━━ Input records

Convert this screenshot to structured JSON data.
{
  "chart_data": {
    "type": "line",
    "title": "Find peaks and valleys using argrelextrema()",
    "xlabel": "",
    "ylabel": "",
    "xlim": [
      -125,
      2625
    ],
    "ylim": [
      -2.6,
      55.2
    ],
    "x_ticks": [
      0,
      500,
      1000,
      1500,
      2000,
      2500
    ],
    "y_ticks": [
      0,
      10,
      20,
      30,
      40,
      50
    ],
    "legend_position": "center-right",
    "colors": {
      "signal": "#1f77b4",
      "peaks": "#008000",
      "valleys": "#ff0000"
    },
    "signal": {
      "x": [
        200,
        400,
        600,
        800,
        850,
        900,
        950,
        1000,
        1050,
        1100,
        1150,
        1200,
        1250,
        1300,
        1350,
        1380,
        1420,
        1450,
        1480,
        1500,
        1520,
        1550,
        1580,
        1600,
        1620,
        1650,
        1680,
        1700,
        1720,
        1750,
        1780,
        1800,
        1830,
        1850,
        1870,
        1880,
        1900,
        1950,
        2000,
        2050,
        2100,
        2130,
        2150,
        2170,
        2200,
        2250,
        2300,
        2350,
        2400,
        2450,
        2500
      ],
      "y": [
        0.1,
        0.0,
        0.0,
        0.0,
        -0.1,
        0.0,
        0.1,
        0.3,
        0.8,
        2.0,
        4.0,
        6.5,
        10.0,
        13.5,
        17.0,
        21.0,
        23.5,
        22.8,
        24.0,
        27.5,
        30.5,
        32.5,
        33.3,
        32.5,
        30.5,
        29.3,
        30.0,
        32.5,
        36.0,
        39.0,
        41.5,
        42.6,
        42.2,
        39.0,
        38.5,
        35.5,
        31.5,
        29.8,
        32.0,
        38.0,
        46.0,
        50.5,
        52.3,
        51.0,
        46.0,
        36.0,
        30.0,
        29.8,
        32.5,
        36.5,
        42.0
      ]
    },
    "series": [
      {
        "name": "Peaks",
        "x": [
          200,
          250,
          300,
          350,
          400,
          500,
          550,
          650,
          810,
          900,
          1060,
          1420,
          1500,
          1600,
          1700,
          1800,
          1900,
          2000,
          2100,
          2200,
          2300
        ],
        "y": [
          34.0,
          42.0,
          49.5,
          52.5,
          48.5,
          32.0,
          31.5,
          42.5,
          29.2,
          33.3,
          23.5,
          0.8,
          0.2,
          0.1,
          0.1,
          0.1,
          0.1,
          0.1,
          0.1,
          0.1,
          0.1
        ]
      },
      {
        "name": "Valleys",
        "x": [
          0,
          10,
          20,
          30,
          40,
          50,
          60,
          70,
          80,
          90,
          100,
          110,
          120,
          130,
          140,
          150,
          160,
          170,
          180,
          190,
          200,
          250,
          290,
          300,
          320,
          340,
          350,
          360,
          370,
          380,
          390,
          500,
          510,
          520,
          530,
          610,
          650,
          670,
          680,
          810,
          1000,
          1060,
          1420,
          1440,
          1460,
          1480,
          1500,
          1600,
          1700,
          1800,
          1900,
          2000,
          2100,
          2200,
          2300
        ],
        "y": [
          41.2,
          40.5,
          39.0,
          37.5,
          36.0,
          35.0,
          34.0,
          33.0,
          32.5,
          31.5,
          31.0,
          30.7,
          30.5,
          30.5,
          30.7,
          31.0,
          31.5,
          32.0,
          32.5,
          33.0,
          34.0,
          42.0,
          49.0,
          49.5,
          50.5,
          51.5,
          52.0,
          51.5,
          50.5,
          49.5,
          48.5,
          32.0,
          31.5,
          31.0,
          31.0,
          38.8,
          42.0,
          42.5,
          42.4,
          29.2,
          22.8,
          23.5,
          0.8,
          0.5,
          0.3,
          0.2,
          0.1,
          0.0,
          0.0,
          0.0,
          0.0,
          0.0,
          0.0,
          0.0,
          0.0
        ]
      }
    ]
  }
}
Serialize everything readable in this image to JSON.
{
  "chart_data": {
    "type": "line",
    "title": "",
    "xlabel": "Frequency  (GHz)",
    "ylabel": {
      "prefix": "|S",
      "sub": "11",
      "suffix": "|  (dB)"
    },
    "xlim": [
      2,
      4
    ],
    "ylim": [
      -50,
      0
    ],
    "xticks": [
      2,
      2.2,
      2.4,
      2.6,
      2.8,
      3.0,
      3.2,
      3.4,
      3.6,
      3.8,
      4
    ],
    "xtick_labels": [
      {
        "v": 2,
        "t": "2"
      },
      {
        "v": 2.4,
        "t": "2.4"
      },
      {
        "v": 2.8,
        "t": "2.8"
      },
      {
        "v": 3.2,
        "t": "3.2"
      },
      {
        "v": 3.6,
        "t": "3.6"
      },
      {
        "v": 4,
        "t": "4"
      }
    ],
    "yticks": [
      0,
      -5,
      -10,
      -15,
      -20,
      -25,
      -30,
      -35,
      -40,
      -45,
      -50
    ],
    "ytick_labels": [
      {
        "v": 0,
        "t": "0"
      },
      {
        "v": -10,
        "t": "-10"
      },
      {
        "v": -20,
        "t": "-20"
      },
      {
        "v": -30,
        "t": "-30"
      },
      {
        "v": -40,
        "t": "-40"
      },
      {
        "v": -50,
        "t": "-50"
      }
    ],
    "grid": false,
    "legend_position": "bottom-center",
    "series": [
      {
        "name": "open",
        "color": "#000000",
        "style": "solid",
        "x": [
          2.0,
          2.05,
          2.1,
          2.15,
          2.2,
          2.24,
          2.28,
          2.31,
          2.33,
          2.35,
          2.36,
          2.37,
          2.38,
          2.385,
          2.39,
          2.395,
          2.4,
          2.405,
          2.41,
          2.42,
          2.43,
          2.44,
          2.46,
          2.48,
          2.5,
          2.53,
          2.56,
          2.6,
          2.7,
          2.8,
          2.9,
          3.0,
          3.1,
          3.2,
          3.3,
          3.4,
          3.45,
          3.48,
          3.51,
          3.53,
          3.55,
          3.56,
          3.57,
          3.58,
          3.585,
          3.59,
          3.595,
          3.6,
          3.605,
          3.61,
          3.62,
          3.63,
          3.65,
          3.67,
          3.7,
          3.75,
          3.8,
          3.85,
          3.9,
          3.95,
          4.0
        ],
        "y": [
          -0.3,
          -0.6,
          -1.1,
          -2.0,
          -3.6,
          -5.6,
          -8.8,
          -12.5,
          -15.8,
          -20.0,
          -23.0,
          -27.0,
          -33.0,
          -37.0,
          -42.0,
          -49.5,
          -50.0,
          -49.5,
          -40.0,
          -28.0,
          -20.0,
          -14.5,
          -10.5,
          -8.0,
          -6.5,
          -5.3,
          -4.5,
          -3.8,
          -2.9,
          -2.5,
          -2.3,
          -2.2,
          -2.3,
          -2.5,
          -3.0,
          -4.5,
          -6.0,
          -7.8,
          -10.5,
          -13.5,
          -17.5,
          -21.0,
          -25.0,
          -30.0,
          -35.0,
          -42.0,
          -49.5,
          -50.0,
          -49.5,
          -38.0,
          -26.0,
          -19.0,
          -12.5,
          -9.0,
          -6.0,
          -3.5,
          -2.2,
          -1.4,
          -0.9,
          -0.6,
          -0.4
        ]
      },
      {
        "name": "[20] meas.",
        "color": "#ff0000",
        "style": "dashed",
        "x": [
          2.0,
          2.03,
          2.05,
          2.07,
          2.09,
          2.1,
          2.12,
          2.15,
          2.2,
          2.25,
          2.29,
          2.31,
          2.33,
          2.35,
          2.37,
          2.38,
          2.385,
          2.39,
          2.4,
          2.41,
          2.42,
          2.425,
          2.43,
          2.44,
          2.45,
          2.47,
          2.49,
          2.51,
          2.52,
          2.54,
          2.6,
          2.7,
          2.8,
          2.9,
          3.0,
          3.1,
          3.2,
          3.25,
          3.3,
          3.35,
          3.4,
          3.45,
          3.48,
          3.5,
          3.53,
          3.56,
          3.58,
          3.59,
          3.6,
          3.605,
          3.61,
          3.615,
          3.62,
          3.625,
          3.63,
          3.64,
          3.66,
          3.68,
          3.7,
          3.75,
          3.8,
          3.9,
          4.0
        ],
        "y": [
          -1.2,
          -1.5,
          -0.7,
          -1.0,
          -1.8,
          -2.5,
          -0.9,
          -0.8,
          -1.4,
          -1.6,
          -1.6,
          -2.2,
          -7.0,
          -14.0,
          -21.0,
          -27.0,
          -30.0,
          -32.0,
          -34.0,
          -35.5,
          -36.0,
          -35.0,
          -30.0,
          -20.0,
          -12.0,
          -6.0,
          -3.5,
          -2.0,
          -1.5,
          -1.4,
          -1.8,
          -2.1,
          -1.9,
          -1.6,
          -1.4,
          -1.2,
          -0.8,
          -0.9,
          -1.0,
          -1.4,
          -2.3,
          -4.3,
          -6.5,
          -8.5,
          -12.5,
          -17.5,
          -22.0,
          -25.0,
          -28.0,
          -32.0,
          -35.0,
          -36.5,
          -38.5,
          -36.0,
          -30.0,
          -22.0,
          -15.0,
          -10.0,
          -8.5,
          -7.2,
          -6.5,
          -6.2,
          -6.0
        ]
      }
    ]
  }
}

━━━━

In the lines above, locate the string "name". Copy every line where it occurs.

▶ _Answer_
        "name": "Peaks",
        "name": "Valleys",
        "name": "open",
        "name": "[20] meas.",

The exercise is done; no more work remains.